» TASKS TO PERFORM
(1) Using the passage on dairy methane digesters, decide whether each statement agrees with it. Answer yes or no, and quote the words of the passage that settle it.
(a) Cottonwood Dairy has made a sale of carbon credits on the Chicago Climate Exchange.
(b) Several of the projects have sold their digested solids as byproducts.
(c) In California, selling excess power back to the utility has been a viable option for the completed projects.
(2) Render this sentence from the passage on dairy methane digesters into Spanish: "Aggregators usually charge a fee based on a percentage."
(3) Pick up the passage on dairy methane digesters after its final sentence and continue it.

» SELECTED EXCERPT
☆ ☆ ☆ ☆ ☆
Cost Savings and Revenue Generation Due to the unique characteristics of each project estimated monthly savings varied greatly. A full discussion of monthly costs savings attributable to the generation of electricity can be referenced above. Estimated monthly savings ranged from as little as zero during the study period up to $20,000 per month depending on the utilization of power and if additional revenues were generated due to the use of recovered heat, sale of byproducts, and so forth In addition to savings explored above, there are other potential revenue streams that have been mentioned or plans to implement them are underway. A rather large revenue stream for currently operating methane digester projects across the nation have come from the ability to sell excess generated power back to the utility company. In California, this has not been a viable option for the completed projects due to utility deregulation and the utilities reluctance to support distributed generation up to this point. However, as previously mentioned, discussions are taking place with utility companies to implement power purchase
115
agreements for these projects. Though plans are still in the preliminary stages, it does look as though power purchase agreements could be available in the near future. It will be important that these power purchase agreements are offered at competitive rates that exceed those already realized by the offset of power usage on farm. Other possible offset costs or revenue streams may come from the utilization of biogas for heating or cooling purposes or from the sale of byproducts. Several of the projects have reported savings due to the use of recovered heat however none have sold their digested solids as byproducts thus far. Several dairy owners have expressed their intent to research the possibility. Another potential revenue stream is through the sale of environmental attributes or carbon credits. Project #204, Cottonwood Dairy recently made their first sale of carbon credits on the Chicago Climate Exchange (CCE). Project #225, Koetsier Dairy has recently applied to the CCE but has not yet made a sale. The project manager at Cottonwood Dairy reports that the process of getting signed up with the CCE was cumbersome and involved some up-front costs (approximately $1,000 to sign up, $1,000 per year, and $3,000-$4,000 for a verifier). However, it is estimated that the sale will result in monthly savings of approximately $8,333 per month or $100,000 per year. Additionally, rather than selling directly to the CCE, it is also possible to contract with an aggregator. Aggregators usually charge a fee based on a percentage. Recent ads from companies such as AgRefresh advertise a potential payment of $0.05 to $0.07 per kilowatt hour for nonenergy attributes. According to a recent PIER report, Federal Production Tax Credits (PTC) could be available to these projects. However, according to the report, “…unless they involve a third party owner, will apply only to the portion of the energy that is exported. It appears that under the Energy Policy Act of 2005 that the PTC rates can be reduced as a result of funding received from sources like the USDA.” 20
20
Competitive Energy Insight, Inc., Prepared for the California Energy Commission Public Interest Energy Research Program (PIER), “Evaluation of Policy Impacts on the Economic Viability of California-Based Combined Heat and Power from a Project Owner’s Perspective,” July 2006, page 19.
116
13.
Lessons Learned and Suggestions for Improvements
A long list of suggestions for improvements and individual lessons learned were provided by the dairy owners and/or project managers. Individual responses can be found in the detailed case studies. The list includes, but is not limited to the following: • • • • • • • • • • • • • • • • • • • •
Lack of power purchase agreements for generated power reduced economic feasibility Establish better communication with utility company Install larger engine-generator Connect electric load directly to engine-generator Ran system at less than capacity due to little to no compensation for excess generated electricity Consider all alternatives carefully before moving ahead Make sure all economics of project work and challenge all assumptions Check out all contractors, equipment and service providers carefully Assume there will be significant cost overruns and time delays Apply for all permits and electrical interconnects early and stay on top of processes Grants and subsidies are important Keep system simple and user friendly Costs to run engine-generators are not currently offset by benefits of producing power for net metering purposes Operational expenses are higher than anticipated and electrical generation value is much lower Provide adequate training on machinery for staff System is designed to work as a whole and efficiency of the entire system can be affected by a small problem in one of the components A simplified control system for engine-generator would be preferred Need to process input material better to remove sand and foreign objects before pumping into digester Difficulty in interpreting utility company’s method of net metering and monthly bills; and Some significant time delays on billing issues with utility company caused confusion.
☆ ☆ ☆ ☆ ☆
» GIVEN INFORMATION
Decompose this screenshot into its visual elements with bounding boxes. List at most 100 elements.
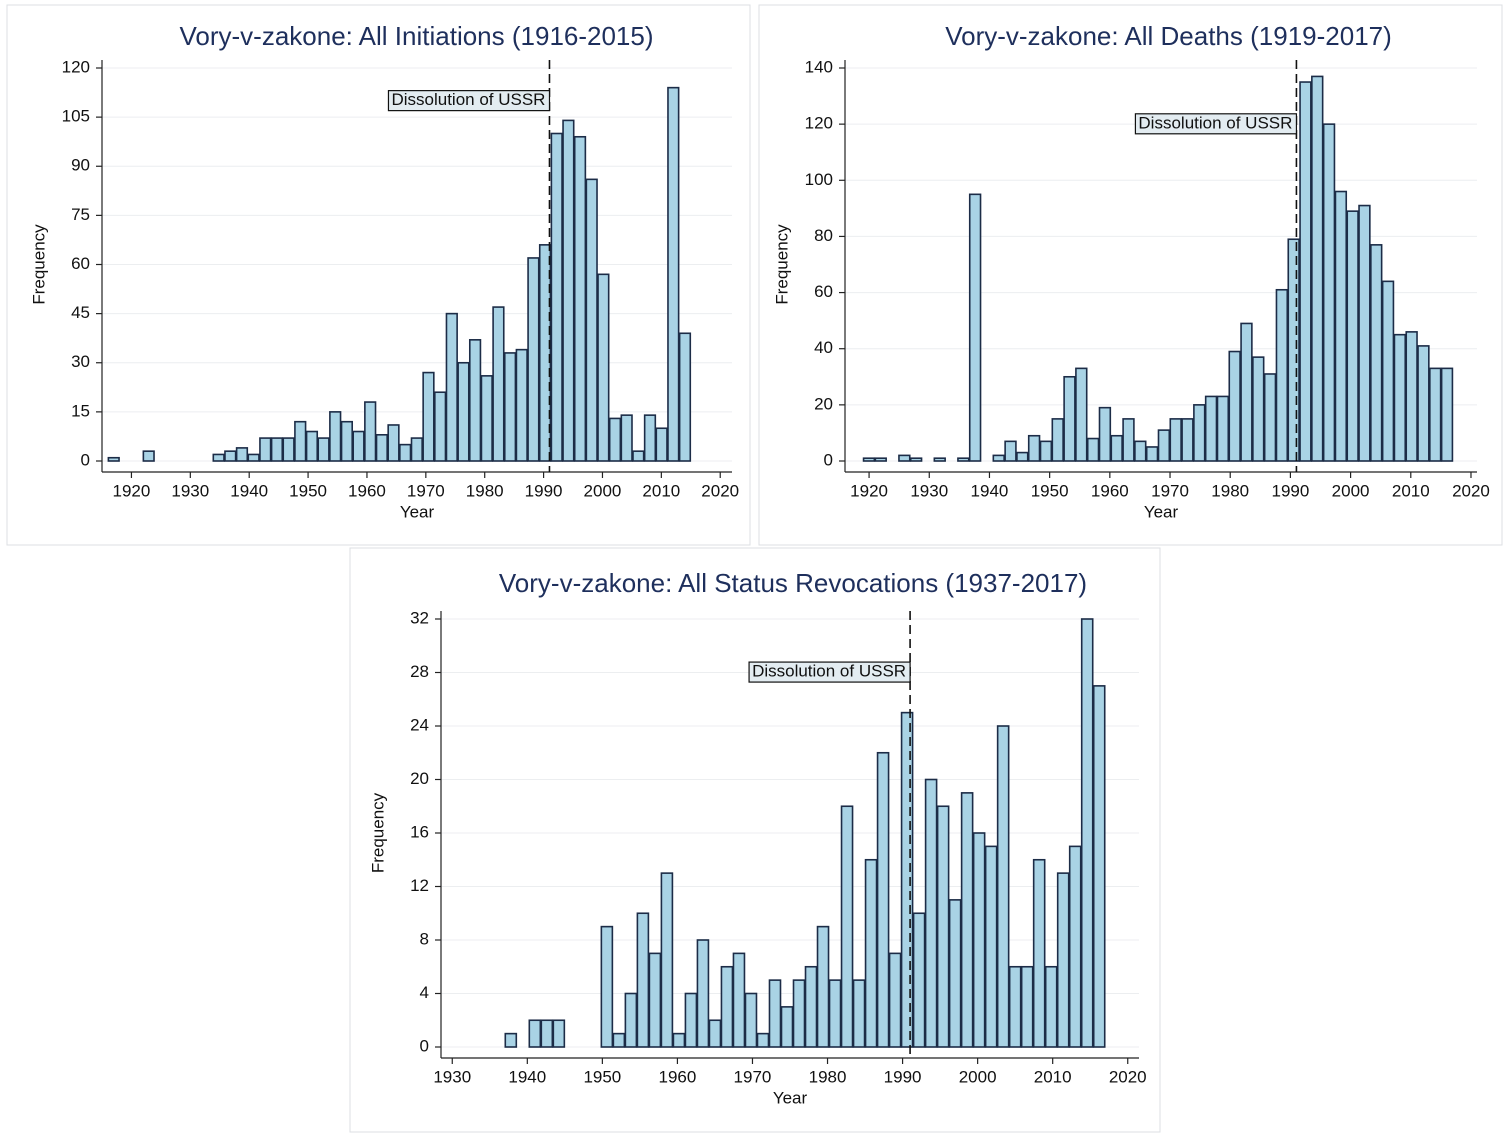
☆ ☆ ☆ ☆ ☆
» TASK-BY-TASK ANSWERS
(1)
(a) Yes: "Project #204, Cottonwood Dairy recently made their first sale of carbon credits on the Chicago Climate Exchange (CCE)."
(b) No: "none have sold their digested solids as byproducts thus far."
(c) No: "In California, this has not been a viable option for the completed projects."

(2) Los agregadores suelen cobrar una tarifa basada en un porcentaje.

(3)
117
14.
Methodology
Data Collection Monthly Monitoring Upon project completion, monthly monitoring forms as well as electrical and biogas meter logs were submitted by each grant recipient. In addition, utility bills (including monthly bills as well as net metering bills) were collected and analyzed monthly. Each quarter, grant recipients were asked to complete status reports to document project progression.
System Performance and Environmental Testing During the spring of 2006, a testing campaign was undertaken to collect baseline performance data on the completed projects. The objective of the testing was to characterize the manure influent and effluent for each system, measure the composition of the biogas, and test the emissions from the engine-generator sets. Data was also collected to characterize manure solids separated before or after digestion. The purpose of the data was to develop a one-time “snapshot” of the operating performance of each digester system, and this effort was not considered to be a comprehensive performance evaluation. A more comprehensive evaluation including an energy and mass balance on each system will require the same data to be collected over an annual cycle as there may be considerable temporal variability The data that was to be collected for each system was determined with input from the California Energy Commission, Western United Resource Development, and other interested parties. Please see the System Performance and Environmental Testing section of this report for a full discussion of testing materials and methods used.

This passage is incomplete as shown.